··· Data to process

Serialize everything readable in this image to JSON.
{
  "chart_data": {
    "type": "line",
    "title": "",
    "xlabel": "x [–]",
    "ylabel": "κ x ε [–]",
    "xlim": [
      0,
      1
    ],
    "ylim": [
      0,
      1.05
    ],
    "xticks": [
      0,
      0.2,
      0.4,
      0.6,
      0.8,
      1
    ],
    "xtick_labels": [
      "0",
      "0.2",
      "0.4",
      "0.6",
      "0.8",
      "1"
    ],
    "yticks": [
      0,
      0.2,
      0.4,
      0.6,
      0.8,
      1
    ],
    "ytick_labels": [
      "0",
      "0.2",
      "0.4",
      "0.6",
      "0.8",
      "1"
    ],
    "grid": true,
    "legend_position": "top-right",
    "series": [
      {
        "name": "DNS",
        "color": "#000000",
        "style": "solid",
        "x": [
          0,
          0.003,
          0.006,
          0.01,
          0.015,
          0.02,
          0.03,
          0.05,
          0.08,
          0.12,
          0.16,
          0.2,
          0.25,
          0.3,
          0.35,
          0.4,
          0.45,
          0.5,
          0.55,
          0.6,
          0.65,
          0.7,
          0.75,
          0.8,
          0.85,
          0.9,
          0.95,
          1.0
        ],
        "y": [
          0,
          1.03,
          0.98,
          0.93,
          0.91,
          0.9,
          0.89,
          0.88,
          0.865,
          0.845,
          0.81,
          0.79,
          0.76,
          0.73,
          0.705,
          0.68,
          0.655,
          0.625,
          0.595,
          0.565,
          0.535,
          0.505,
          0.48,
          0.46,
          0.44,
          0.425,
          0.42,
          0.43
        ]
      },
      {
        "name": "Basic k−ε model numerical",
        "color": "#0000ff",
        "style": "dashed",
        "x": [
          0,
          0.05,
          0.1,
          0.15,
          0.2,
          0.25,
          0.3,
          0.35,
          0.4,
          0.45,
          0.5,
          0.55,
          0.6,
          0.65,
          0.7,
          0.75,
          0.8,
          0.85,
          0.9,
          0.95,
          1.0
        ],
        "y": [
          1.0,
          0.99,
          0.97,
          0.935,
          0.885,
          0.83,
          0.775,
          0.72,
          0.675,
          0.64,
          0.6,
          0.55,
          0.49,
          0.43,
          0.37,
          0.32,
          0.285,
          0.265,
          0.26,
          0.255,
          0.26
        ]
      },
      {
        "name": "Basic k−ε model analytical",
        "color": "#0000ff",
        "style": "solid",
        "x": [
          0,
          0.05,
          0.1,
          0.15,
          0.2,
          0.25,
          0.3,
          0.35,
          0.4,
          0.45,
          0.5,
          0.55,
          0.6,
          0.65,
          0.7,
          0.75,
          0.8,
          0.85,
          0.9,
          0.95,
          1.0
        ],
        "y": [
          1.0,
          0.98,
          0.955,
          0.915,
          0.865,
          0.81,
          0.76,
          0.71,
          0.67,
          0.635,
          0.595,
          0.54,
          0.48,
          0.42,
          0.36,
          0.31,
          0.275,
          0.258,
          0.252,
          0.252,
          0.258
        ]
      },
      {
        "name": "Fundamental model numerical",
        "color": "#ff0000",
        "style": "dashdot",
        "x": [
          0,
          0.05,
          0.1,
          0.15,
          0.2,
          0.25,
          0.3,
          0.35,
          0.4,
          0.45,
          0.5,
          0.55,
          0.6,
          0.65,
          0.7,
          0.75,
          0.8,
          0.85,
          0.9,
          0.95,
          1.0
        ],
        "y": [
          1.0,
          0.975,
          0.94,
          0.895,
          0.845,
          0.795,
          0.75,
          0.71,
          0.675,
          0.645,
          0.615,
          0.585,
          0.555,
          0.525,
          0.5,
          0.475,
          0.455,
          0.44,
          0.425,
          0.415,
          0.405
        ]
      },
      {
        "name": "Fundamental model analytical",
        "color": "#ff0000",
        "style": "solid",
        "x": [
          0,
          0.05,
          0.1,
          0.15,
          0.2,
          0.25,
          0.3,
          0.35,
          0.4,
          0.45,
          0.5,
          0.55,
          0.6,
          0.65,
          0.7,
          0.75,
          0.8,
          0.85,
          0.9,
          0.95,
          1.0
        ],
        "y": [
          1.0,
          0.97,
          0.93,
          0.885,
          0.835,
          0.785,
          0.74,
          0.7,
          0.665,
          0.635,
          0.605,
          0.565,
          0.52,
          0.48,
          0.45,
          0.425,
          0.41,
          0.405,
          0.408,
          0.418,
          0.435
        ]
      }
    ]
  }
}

······

> **Your goal**
Tally up the lines in the records containing the word "Fundamental", then give the count and nothing else.

> **Final answer**
2